# What you should do:
What follows is a block of records; reproduce all of it verbatim.

Collected data:
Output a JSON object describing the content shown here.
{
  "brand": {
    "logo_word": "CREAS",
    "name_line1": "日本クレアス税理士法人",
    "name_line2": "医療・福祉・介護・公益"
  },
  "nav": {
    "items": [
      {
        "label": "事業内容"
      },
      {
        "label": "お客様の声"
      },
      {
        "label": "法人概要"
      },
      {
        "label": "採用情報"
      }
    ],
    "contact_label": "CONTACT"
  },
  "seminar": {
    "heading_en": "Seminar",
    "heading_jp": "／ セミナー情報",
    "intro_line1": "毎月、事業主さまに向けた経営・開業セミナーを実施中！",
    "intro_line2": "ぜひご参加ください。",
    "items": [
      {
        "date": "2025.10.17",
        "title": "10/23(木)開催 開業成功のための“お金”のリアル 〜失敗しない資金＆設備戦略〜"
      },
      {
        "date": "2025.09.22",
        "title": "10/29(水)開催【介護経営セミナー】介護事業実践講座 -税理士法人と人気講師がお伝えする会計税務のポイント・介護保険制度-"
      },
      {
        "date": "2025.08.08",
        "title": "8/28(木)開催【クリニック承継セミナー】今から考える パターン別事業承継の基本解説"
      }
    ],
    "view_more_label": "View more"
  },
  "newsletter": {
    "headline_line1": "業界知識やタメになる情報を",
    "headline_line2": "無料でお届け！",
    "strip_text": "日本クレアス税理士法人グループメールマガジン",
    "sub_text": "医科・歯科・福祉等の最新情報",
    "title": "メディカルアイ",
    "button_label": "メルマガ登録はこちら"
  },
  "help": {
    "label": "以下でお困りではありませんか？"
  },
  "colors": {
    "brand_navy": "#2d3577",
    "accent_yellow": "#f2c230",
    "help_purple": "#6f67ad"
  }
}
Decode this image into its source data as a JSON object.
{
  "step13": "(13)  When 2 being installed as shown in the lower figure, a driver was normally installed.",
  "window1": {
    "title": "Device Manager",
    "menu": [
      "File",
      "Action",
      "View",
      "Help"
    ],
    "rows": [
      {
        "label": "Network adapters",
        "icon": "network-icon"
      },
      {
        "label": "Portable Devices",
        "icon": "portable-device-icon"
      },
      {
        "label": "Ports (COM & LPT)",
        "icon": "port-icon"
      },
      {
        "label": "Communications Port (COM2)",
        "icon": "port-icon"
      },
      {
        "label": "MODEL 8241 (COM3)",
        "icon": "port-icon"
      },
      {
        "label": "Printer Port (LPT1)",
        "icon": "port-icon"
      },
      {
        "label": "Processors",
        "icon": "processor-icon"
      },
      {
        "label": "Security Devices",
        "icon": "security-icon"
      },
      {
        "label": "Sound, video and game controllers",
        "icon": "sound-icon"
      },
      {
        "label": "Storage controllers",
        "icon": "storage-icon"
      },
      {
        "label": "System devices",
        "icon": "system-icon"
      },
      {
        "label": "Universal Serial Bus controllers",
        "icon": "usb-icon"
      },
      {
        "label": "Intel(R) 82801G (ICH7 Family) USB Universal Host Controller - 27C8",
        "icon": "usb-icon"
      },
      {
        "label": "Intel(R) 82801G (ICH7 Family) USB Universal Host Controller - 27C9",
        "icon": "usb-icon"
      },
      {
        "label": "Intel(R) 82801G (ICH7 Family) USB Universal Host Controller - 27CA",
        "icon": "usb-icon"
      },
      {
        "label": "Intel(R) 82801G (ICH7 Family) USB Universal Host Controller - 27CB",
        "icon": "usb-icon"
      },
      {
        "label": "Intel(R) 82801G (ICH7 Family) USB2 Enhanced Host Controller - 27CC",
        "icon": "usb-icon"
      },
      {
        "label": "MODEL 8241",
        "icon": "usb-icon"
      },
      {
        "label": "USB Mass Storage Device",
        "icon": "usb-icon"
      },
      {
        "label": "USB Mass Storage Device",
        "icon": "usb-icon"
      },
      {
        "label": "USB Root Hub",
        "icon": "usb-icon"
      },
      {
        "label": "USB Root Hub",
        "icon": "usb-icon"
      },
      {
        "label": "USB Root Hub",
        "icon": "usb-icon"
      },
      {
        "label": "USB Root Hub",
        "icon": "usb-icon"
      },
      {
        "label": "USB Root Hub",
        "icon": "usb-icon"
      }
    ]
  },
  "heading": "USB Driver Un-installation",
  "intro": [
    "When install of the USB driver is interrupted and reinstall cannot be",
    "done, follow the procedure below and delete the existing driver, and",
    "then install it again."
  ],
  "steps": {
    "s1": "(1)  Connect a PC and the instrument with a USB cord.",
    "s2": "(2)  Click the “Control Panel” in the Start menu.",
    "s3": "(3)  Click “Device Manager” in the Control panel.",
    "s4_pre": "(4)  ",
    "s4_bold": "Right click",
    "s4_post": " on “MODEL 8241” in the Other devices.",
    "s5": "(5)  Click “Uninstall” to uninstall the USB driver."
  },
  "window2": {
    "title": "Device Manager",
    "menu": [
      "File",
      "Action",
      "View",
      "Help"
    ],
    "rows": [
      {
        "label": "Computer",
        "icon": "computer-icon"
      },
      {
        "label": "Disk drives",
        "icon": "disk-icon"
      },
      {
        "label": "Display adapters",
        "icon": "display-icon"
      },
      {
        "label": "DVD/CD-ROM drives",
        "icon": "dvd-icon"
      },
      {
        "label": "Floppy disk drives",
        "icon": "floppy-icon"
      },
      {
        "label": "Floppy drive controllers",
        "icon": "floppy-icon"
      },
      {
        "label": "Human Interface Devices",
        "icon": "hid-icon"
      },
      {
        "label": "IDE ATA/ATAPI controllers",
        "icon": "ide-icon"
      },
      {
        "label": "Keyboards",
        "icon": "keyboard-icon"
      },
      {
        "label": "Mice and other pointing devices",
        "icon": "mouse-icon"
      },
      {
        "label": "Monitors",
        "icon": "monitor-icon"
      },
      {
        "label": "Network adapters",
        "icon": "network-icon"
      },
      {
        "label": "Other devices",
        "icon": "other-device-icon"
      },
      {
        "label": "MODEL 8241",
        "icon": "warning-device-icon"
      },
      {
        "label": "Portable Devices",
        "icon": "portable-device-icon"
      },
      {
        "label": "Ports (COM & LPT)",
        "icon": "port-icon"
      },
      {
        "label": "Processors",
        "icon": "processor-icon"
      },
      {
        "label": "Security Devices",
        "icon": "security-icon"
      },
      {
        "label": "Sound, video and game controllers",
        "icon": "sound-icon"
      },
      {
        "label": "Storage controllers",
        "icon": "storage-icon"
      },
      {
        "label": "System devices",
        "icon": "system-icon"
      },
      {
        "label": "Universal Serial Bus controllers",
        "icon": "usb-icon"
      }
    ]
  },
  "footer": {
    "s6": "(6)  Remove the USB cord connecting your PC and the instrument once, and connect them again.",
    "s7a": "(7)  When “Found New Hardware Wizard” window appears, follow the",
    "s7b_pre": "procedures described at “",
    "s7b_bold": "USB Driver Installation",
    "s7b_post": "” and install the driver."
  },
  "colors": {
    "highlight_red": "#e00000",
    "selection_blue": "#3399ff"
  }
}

# Correct output:
Output a JSON object describing the content shown here.
{
  "brand": {
    "logo_word": "CREAS",
    "name_line1": "日本クレアス税理士法人",
    "name_line2": "医療・福祉・介護・公益"
  },
  "nav": {
    "items": [
      {
        "label": "事業内容"
      },
      {
        "label": "お客様の声"
      },
      {
        "label": "法人概要"
      },
      {
        "label": "採用情報"
      }
    ],
    "contact_label": "CONTACT"
  },
  "seminar": {
    "heading_en": "Seminar",
    "heading_jp": "／ セミナー情報",
    "intro_line1": "毎月、事業主さまに向けた経営・開業セミナーを実施中！",
    "intro_line2": "ぜひご参加ください。",
    "items": [
      {
        "date": "2025.10.17",
        "title": "10/23(木)開催 開業成功のための“お金”のリアル 〜失敗しない資金＆設備戦略〜"
      },
      {
        "date": "2025.09.22",
        "title": "10/29(水)開催【介護経営セミナー】介護事業実践講座 -税理士法人と人気講師がお伝えする会計税務のポイント・介護保険制度-"
      },
      {
        "date": "2025.08.08",
        "title": "8/28(木)開催【クリニック承継セミナー】今から考える パターン別事業承継の基本解説"
      }
    ],
    "view_more_label": "View more"
  },
  "newsletter": {
    "headline_line1": "業界知識やタメになる情報を",
    "headline_line2": "無料でお届け！",
    "strip_text": "日本クレアス税理士法人グループメールマガジン",
    "sub_text": "医科・歯科・福祉等の最新情報",
    "title": "メディカルアイ",
    "button_label": "メルマガ登録はこちら"
  },
  "help": {
    "label": "以下でお困りではありませんか？"
  },
  "colors": {
    "brand_navy": "#2d3577",
    "accent_yellow": "#f2c230",
    "help_purple": "#6f67ad"
  }
}
Decode this image into its source data as a JSON object.
{
  "step13": "(13)  When 2 being installed as shown in the lower figure, a driver was normally installed.",
  "window1": {
    "title": "Device Manager",
    "menu": [
      "File",
      "Action",
      "View",
      "Help"
    ],
    "rows": [
      {
        "label": "Network adapters",
        "icon": "network-icon"
      },
      {
        "label": "Portable Devices",
        "icon": "portable-device-icon"
      },
      {
        "label": "Ports (COM & LPT)",
        "icon": "port-icon"
      },
      {
        "label": "Communications Port (COM2)",
        "icon": "port-icon"
      },
      {
        "label": "MODEL 8241 (COM3)",
        "icon": "port-icon"
      },
      {
        "label": "Printer Port (LPT1)",
        "icon": "port-icon"
      },
      {
        "label": "Processors",
        "icon": "processor-icon"
      },
      {
        "label": "Security Devices",
        "icon": "security-icon"
      },
      {
        "label": "Sound, video and game controllers",
        "icon": "sound-icon"
      },
      {
        "label": "Storage controllers",
        "icon": "storage-icon"
      },
      {
        "label": "System devices",
        "icon": "system-icon"
      },
      {
        "label": "Universal Serial Bus controllers",
        "icon": "usb-icon"
      },
      {
        "label": "Intel(R) 82801G (ICH7 Family) USB Universal Host Controller - 27C8",
        "icon": "usb-icon"
      },
      {
        "label": "Intel(R) 82801G (ICH7 Family) USB Universal Host Controller - 27C9",
        "icon": "usb-icon"
      },
      {
        "label": "Intel(R) 82801G (ICH7 Family) USB Universal Host Controller - 27CA",
        "icon": "usb-icon"
      },
      {
        "label": "Intel(R) 82801G (ICH7 Family) USB Universal Host Controller - 27CB",
        "icon": "usb-icon"
      },
      {
        "label": "Intel(R) 82801G (ICH7 Family) USB2 Enhanced Host Controller - 27CC",
        "icon": "usb-icon"
      },
      {
        "label": "MODEL 8241",
        "icon": "usb-icon"
      },
      {
        "label": "USB Mass Storage Device",
        "icon": "usb-icon"
      },
      {
        "label": "USB Mass Storage Device",
        "icon": "usb-icon"
      },
      {
        "label": "USB Root Hub",
        "icon": "usb-icon"
      },
      {
        "label": "USB Root Hub",
        "icon": "usb-icon"
      },
      {
        "label": "USB Root Hub",
        "icon": "usb-icon"
      },
      {
        "label": "USB Root Hub",
        "icon": "usb-icon"
      },
      {
        "label": "USB Root Hub",
        "icon": "usb-icon"
      }
    ]
  },
  "heading": "USB Driver Un-installation",
  "intro": [
    "When install of the USB driver is interrupted and reinstall cannot be",
    "done, follow the procedure below and delete the existing driver, and",
    "then install it again."
  ],
  "steps": {
    "s1": "(1)  Connect a PC and the instrument with a USB cord.",
    "s2": "(2)  Click the “Control Panel” in the Start menu.",
    "s3": "(3)  Click “Device Manager” in the Control panel.",
    "s4_pre": "(4)  ",
    "s4_bold": "Right click",
    "s4_post": " on “MODEL 8241” in the Other devices.",
    "s5": "(5)  Click “Uninstall” to uninstall the USB driver."
  },
  "window2": {
    "title": "Device Manager",
    "menu": [
      "File",
      "Action",
      "View",
      "Help"
    ],
    "rows": [
      {
        "label": "Computer",
        "icon": "computer-icon"
      },
      {
        "label": "Disk drives",
        "icon": "disk-icon"
      },
      {
        "label": "Display adapters",
        "icon": "display-icon"
      },
      {
        "label": "DVD/CD-ROM drives",
        "icon": "dvd-icon"
      },
      {
        "label": "Floppy disk drives",
        "icon": "floppy-icon"
      },
      {
        "label": "Floppy drive controllers",
        "icon": "floppy-icon"
      },
      {
        "label": "Human Interface Devices",
        "icon": "hid-icon"
      },
      {
        "label": "IDE ATA/ATAPI controllers",
        "icon": "ide-icon"
      },
      {
        "label": "Keyboards",
        "icon": "keyboard-icon"
      },
      {
        "label": "Mice and other pointing devices",
        "icon": "mouse-icon"
      },
      {
        "label": "Monitors",
        "icon": "monitor-icon"
      },
      {
        "label": "Network adapters",
        "icon": "network-icon"
      },
      {
        "label": "Other devices",
        "icon": "other-device-icon"
      },
      {
        "label": "MODEL 8241",
        "icon": "warning-device-icon"
      },
      {
        "label": "Portable Devices",
        "icon": "portable-device-icon"
      },
      {
        "label": "Ports (COM & LPT)",
        "icon": "port-icon"
      },
      {
        "label": "Processors",
        "icon": "processor-icon"
      },
      {
        "label": "Security Devices",
        "icon": "security-icon"
      },
      {
        "label": "Sound, video and game controllers",
        "icon": "sound-icon"
      },
      {
        "label": "Storage controllers",
        "icon": "storage-icon"
      },
      {
        "label": "System devices",
        "icon": "system-icon"
      },
      {
        "label": "Universal Serial Bus controllers",
        "icon": "usb-icon"
      }
    ]
  },
  "footer": {
    "s6": "(6)  Remove the USB cord connecting your PC and the instrument once, and connect them again.",
    "s7a": "(7)  When “Found New Hardware Wizard” window appears, follow the",
    "s7b_pre": "procedures described at “",
    "s7b_bold": "USB Driver Installation",
    "s7b_post": "” and install the driver."
  },
  "colors": {
    "highlight_red": "#e00000",
    "selection_blue": "#3399ff"
  }
}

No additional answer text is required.